Select and reproduce each line of the listing below that bears the string "الموافقة".

Recorded data:
## Start

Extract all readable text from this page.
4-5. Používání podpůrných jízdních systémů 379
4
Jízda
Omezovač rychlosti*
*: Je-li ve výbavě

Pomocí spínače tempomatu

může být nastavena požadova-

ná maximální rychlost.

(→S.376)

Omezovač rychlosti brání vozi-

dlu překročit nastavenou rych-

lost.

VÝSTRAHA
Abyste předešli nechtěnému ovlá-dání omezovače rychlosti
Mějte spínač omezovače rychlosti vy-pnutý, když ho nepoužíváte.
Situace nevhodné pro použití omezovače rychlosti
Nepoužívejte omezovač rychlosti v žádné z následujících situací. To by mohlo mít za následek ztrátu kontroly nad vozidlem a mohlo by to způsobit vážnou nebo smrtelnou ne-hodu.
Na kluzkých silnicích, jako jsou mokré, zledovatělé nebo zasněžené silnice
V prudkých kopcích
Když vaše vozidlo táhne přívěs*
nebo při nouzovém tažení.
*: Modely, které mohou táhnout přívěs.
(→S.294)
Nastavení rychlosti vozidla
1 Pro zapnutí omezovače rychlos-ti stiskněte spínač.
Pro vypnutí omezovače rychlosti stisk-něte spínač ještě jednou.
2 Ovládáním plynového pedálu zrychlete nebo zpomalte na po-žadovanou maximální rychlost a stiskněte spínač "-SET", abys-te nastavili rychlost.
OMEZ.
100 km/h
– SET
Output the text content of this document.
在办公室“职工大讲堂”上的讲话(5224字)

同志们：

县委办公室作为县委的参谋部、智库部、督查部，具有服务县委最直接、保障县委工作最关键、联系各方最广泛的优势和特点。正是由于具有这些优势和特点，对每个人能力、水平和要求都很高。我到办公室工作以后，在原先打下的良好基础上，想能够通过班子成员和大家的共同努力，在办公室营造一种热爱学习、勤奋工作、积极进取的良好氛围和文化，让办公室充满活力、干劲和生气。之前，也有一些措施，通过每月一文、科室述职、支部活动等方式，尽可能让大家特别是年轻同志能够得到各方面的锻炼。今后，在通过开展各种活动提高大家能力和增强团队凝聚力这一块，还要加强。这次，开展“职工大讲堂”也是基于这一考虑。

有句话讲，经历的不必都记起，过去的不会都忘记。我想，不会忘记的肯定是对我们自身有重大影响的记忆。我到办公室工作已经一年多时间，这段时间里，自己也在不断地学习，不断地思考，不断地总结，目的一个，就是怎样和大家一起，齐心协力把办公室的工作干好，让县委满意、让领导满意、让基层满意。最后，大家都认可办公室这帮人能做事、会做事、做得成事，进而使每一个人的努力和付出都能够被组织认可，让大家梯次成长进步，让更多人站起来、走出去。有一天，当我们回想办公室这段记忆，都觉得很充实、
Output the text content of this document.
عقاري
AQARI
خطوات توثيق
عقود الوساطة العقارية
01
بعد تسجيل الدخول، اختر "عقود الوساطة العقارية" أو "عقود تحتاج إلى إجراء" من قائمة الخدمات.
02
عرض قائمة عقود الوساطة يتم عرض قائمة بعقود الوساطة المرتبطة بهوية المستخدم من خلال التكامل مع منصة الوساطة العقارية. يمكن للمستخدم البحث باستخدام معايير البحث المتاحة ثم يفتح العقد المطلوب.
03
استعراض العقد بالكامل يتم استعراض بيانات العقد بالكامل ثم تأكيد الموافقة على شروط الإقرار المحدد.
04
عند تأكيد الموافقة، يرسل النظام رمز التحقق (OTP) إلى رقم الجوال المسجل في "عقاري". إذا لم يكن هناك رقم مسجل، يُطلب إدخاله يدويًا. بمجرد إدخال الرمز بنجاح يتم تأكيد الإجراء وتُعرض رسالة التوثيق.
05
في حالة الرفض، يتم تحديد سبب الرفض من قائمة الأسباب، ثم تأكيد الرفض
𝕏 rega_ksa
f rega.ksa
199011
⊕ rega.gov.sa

## End

* **WORKED ANSWER**
استعراض العقد بالكامل يتم استعراض بيانات العقد بالكامل ثم تأكيد الموافقة على شروط الإقرار المحدد.
عند تأكيد الموافقة، يرسل النظام رمز التحقق (OTP) إلى رقم الجوال المسجل في "عقاري". إذا لم يكن هناك رقم مسجل، يُطلب إدخاله يدويًا. بمجرد إدخال الرمز بنجاح يتم تأكيد الإجراء وتُعرض رسالة التوثيق.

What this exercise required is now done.